## [Stated goal]
Will you write out the data exactly, excluding every picture?

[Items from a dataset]
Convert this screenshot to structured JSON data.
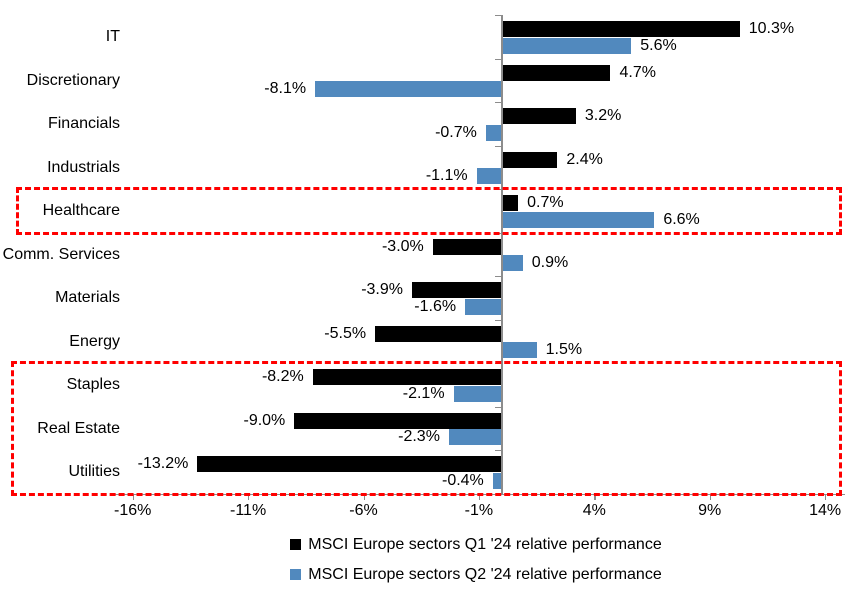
{
  "colors": {
    "q1_bar": "#000000",
    "q2_bar": "#5189BE",
    "highlight_box": "#FF0000",
    "axis_line": "#8C8C8C",
    "text": "#000000",
    "background": "#FFFFFF"
  },
  "chart_data": {
    "type": "bar",
    "orientation": "horizontal",
    "title": "",
    "xlabel": "",
    "ylabel": "",
    "grid": false,
    "legend_position": "bottom",
    "categories": [
      "IT",
      "Discretionary",
      "Financials",
      "Industrials",
      "Healthcare",
      "Comm. Services",
      "Materials",
      "Energy",
      "Staples",
      "Real Estate",
      "Utilities"
    ],
    "series": [
      {
        "name": "MSCI Europe sectors Q1 '24 relative performance",
        "color": "#000000",
        "values": [
          10.3,
          4.7,
          3.2,
          2.4,
          0.7,
          -3.0,
          -3.9,
          -5.5,
          -8.2,
          -9.0,
          -13.2
        ],
        "labels": [
          "10.3%",
          "4.7%",
          "3.2%",
          "2.4%",
          "0.7%",
          "-3.0%",
          "-3.9%",
          "-5.5%",
          "-8.2%",
          "-9.0%",
          "-13.2%"
        ]
      },
      {
        "name": "MSCI Europe sectors Q2 '24 relative performance",
        "color": "#5189BE",
        "values": [
          5.6,
          -8.1,
          -0.7,
          -1.1,
          6.6,
          0.9,
          -1.6,
          1.5,
          -2.1,
          -2.3,
          -0.4
        ],
        "labels": [
          "5.6%",
          "-8.1%",
          "-0.7%",
          "-1.1%",
          "6.6%",
          "0.9%",
          "-1.6%",
          "1.5%",
          "-2.1%",
          "-2.3%",
          "-0.4%"
        ]
      }
    ],
    "x_axis": {
      "unit": "%",
      "tick_values": [
        -16,
        -11,
        -6,
        -1,
        4,
        9,
        14
      ],
      "tick_labels": [
        "-16%",
        "-11%",
        "-6%",
        "-1%",
        "4%",
        "9%",
        "14%"
      ],
      "range": [
        -17,
        14.9
      ]
    },
    "highlight_boxes": [
      {
        "rows": [
          "Healthcare"
        ],
        "row_start": 4,
        "row_end": 4,
        "color": "#FF0000"
      },
      {
        "rows": [
          "Staples",
          "Real Estate",
          "Utilities"
        ],
        "row_start": 8,
        "row_end": 10,
        "color": "#FF0000"
      }
    ]
  }
}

## [Task result]
Convert this screenshot to structured JSON data.
{
  "colors": {
    "q1_bar": "#000000",
    "q2_bar": "#5189BE",
    "highlight_box": "#FF0000",
    "axis_line": "#8C8C8C",
    "text": "#000000",
    "background": "#FFFFFF"
  },
  "chart_data": {
    "type": "bar",
    "orientation": "horizontal",
    "title": "",
    "xlabel": "",
    "ylabel": "",
    "grid": false,
    "legend_position": "bottom",
    "categories": [
      "IT",
      "Discretionary",
      "Financials",
      "Industrials",
      "Healthcare",
      "Comm. Services",
      "Materials",
      "Energy",
      "Staples",
      "Real Estate",
      "Utilities"
    ],
    "series": [
      {
        "name": "MSCI Europe sectors Q1 '24 relative performance",
        "color": "#000000",
        "values": [
          10.3,
          4.7,
          3.2,
          2.4,
          0.7,
          -3.0,
          -3.9,
          -5.5,
          -8.2,
          -9.0,
          -13.2
        ],
        "labels": [
          "10.3%",
          "4.7%",
          "3.2%",
          "2.4%",
          "0.7%",
          "-3.0%",
          "-3.9%",
          "-5.5%",
          "-8.2%",
          "-9.0%",
          "-13.2%"
        ]
      },
      {
        "name": "MSCI Europe sectors Q2 '24 relative performance",
        "color": "#5189BE",
        "values": [
          5.6,
          -8.1,
          -0.7,
          -1.1,
          6.6,
          0.9,
          -1.6,
          1.5,
          -2.1,
          -2.3,
          -0.4
        ],
        "labels": [
          "5.6%",
          "-8.1%",
          "-0.7%",
          "-1.1%",
          "6.6%",
          "0.9%",
          "-1.6%",
          "1.5%",
          "-2.1%",
          "-2.3%",
          "-0.4%"
        ]
      }
    ],
    "x_axis": {
      "unit": "%",
      "tick_values": [
        -16,
        -11,
        -6,
        -1,
        4,
        9,
        14
      ],
      "tick_labels": [
        "-16%",
        "-11%",
        "-6%",
        "-1%",
        "4%",
        "9%",
        "14%"
      ],
      "range": [
        -17,
        14.9
      ]
    },
    "highlight_boxes": [
      {
        "rows": [
          "Healthcare"
        ],
        "row_start": 4,
        "row_end": 4,
        "color": "#FF0000"
      },
      {
        "rows": [
          "Staples",
          "Real Estate",
          "Utilities"
        ],
        "row_start": 8,
        "row_end": 10,
        "color": "#FF0000"
      }
    ]
  }
}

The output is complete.